From the records below, copy every line that contains the word "image".

━━ Data to process ━━

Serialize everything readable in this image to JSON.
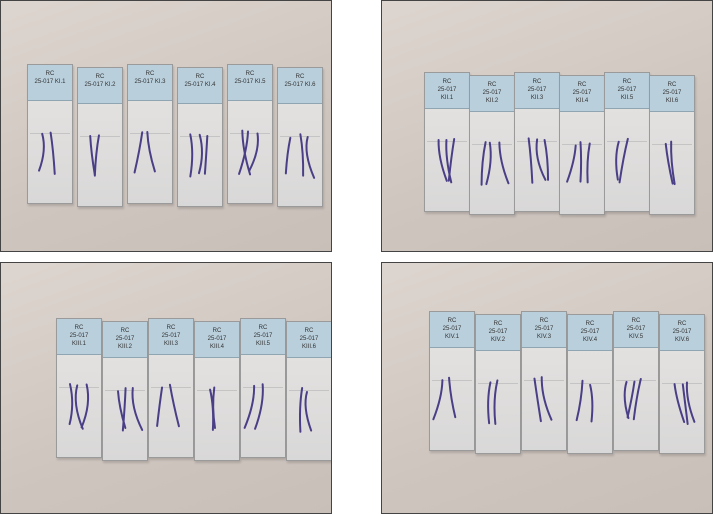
{
  "panels": [
    {
      "labels": [
        [
          "RC",
          "25-017 KI.1"
        ],
        [
          "RC",
          "25-017 KI.2"
        ],
        [
          "RC",
          "25-017 KI.3"
        ],
        [
          "RC",
          "25-017 KI.4"
        ],
        [
          "RC",
          "25-017 KI.5"
        ],
        [
          "RC",
          "25-017 KI.6"
        ]
      ]
    },
    {
      "labels": [
        [
          "RC",
          "25-017",
          "KII.1"
        ],
        [
          "RC",
          "25-017",
          "KII.2"
        ],
        [
          "RC",
          "25-017",
          "KII.3"
        ],
        [
          "RC",
          "25-017",
          "KII.4"
        ],
        [
          "RC",
          "25-017",
          "KII.5"
        ],
        [
          "RC",
          "25-017",
          "KII.6"
        ]
      ]
    },
    {
      "labels": [
        [
          "RC",
          "25-017",
          "KIII.1"
        ],
        [
          "RC",
          "25-017",
          "KIII.2"
        ],
        [
          "RC",
          "25-017",
          "KIII.3"
        ],
        [
          "RC",
          "25-017",
          "KIII.4"
        ],
        [
          "RC",
          "25-017",
          "KIII.5"
        ],
        [
          "RC",
          "25-017",
          "KIII.6"
        ]
      ]
    },
    {
      "labels": [
        [
          "RC",
          "25-017",
          "KIV.1"
        ],
        [
          "RC",
          "25-017",
          "KIV.2"
        ],
        [
          "RC",
          "25-017",
          "KIV.3"
        ],
        [
          "RC",
          "25-017",
          "KIV.4"
        ],
        [
          "RC",
          "25-017",
          "KIV.5"
        ],
        [
          "RC",
          "25-017",
          "KIV.6"
        ]
      ]
    }
  ],
  "colors": {
    "label": "#b9cfdc",
    "tissue": "#4a3f86",
    "background": "#d5ccc6"
  }
}
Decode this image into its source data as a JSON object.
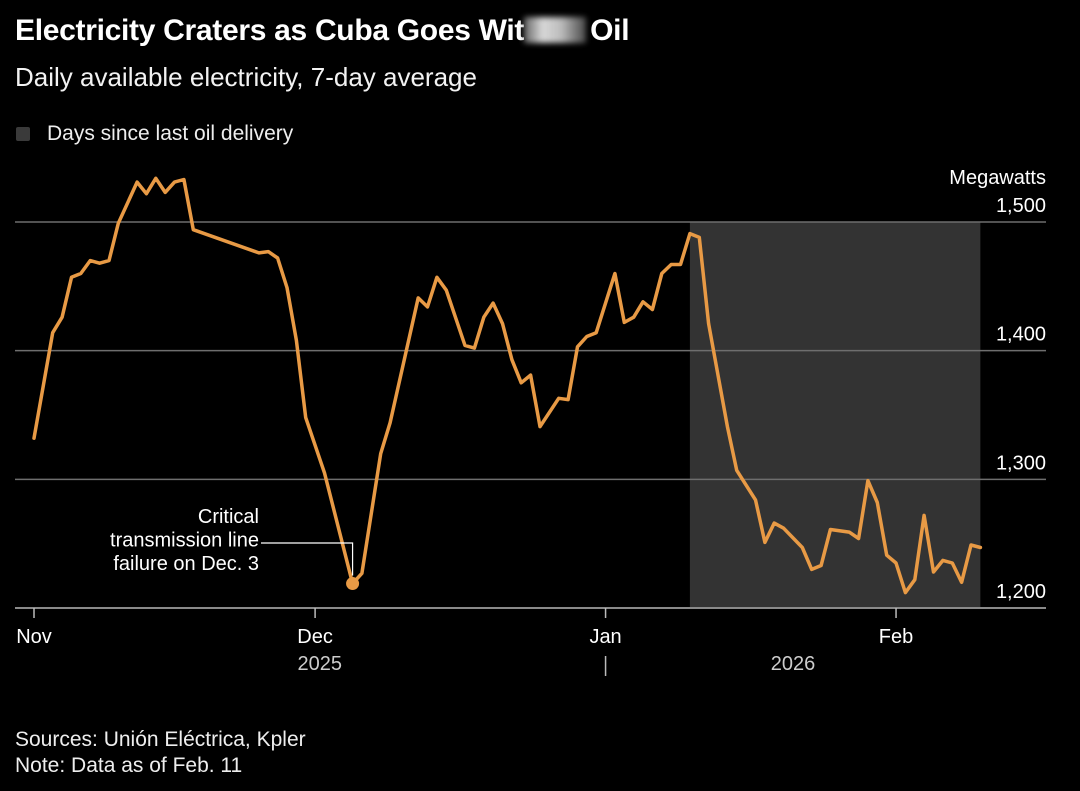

━━━

Result of this exercise:
Serialize everything readable in this image to JSON.
Decode this image into its source data as a JSON object.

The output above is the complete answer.